■ Given exercise ■
Wherever the word "Night" turns up in a line of the entries, copy that line.
------ Given information ------
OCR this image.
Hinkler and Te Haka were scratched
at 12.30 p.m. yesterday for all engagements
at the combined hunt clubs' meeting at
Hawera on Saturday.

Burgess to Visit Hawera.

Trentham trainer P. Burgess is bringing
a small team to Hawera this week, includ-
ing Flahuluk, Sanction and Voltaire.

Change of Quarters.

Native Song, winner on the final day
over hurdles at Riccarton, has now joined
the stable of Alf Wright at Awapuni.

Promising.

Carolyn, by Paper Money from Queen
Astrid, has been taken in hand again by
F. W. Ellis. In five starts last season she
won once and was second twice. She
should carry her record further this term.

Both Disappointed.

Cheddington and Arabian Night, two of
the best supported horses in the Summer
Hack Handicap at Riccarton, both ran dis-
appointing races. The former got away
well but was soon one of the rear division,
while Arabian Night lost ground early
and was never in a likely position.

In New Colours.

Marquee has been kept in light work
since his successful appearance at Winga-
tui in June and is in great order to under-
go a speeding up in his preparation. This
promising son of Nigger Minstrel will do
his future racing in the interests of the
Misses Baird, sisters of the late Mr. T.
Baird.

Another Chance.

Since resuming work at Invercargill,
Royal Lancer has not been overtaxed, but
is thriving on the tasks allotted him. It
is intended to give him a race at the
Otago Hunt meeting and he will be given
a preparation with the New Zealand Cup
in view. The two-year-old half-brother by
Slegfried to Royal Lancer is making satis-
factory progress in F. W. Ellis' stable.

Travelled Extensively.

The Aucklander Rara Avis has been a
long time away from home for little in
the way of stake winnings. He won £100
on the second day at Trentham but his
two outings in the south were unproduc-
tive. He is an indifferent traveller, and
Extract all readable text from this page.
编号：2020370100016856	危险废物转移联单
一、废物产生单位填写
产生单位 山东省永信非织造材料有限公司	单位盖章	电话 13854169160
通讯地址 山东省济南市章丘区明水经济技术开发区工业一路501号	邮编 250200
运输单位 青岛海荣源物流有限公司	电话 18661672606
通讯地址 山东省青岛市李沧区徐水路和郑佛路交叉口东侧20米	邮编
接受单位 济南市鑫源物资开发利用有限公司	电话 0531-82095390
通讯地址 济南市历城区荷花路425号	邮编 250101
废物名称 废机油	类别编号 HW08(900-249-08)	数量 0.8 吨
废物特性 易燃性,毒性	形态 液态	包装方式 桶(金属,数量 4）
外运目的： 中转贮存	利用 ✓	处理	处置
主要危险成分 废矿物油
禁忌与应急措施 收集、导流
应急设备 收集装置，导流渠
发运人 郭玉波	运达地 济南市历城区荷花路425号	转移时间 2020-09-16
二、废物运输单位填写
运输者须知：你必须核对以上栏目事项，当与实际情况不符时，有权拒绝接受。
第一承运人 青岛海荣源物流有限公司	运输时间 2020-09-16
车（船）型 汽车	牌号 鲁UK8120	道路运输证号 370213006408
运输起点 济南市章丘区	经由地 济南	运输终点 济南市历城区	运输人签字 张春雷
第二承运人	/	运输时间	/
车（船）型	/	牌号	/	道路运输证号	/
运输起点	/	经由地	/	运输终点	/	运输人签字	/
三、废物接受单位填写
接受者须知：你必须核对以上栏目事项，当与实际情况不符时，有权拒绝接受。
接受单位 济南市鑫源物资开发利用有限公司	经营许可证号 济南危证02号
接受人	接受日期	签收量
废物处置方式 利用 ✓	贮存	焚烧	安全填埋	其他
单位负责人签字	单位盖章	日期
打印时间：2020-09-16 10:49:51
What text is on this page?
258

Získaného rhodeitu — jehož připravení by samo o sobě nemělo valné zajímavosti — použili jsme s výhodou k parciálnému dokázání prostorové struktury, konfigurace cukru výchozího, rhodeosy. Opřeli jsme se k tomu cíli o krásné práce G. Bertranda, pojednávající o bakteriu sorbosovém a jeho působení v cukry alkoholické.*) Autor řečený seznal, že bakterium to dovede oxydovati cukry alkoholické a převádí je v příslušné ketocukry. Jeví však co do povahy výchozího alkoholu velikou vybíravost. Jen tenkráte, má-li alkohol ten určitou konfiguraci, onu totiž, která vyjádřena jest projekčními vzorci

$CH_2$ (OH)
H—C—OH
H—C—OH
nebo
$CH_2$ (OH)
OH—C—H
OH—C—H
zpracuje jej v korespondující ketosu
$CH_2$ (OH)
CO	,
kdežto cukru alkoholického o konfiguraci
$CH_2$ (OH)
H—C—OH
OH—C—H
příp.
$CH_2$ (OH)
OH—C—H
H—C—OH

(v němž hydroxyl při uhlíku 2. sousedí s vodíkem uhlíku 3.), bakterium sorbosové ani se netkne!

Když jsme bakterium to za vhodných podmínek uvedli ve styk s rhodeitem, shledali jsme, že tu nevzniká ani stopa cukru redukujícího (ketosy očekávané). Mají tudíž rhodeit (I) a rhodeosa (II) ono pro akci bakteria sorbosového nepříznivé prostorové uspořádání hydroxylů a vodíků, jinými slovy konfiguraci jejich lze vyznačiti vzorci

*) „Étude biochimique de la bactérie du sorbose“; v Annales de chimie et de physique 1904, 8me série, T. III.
------
■ The output ■
Cheddington and Arabian Night, two of
while Arabian Night lost ground early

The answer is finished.